* [Entries]
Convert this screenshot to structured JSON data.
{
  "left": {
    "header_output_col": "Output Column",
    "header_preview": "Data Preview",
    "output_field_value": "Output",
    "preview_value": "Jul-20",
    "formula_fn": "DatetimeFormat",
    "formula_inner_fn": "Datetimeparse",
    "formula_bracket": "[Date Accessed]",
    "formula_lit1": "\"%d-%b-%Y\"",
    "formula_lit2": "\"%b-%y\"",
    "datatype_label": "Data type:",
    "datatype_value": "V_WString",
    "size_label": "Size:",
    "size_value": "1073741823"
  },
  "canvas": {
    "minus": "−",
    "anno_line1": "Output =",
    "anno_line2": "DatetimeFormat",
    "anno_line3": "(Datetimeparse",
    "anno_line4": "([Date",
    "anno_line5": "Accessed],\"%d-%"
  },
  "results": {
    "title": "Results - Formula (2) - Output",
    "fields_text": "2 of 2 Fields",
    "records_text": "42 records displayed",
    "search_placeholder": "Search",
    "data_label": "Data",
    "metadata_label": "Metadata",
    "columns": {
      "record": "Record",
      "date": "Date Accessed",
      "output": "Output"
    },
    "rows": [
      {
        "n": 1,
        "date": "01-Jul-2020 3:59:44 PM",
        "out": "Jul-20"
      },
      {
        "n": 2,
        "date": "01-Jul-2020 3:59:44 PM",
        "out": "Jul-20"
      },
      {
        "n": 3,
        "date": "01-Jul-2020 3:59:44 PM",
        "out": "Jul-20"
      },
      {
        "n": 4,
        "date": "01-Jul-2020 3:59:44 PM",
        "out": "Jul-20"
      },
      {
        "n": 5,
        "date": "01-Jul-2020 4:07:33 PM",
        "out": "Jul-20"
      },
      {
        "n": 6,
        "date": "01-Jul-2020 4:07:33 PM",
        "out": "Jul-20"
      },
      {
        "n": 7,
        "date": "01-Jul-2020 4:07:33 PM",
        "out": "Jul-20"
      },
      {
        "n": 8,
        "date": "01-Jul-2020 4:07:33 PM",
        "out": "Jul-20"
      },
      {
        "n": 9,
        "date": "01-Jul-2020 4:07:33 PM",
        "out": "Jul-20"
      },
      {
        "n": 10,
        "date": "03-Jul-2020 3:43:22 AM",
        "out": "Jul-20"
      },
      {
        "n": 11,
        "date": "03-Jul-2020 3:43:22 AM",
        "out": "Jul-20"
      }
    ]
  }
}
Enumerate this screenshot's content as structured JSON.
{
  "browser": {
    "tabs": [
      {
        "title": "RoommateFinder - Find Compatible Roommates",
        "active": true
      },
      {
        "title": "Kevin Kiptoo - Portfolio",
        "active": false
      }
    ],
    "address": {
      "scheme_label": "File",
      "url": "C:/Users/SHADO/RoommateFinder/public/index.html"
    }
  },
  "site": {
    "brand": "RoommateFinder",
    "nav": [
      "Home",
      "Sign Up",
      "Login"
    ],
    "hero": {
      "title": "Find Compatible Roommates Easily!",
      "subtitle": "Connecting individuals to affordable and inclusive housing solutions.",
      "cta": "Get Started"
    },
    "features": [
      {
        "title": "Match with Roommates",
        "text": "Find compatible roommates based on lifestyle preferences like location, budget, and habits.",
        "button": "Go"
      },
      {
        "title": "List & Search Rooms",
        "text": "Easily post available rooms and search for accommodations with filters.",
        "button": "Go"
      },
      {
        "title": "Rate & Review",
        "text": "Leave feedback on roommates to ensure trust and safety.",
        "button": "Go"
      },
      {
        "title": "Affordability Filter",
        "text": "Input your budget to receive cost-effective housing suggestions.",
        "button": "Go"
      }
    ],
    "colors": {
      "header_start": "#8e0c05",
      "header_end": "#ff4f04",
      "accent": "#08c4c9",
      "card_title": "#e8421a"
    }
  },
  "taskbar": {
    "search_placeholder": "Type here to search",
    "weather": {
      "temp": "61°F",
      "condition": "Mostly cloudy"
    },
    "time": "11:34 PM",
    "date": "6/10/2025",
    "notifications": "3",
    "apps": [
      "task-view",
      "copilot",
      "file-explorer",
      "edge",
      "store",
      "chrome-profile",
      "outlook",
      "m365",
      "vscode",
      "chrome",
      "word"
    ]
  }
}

* [Your goal] Pull out every line containing "with".

* [Exercise answer]
        "title": "Match with Roommates",
        "text": "Easily post available rooms and search for accommodations with filters.",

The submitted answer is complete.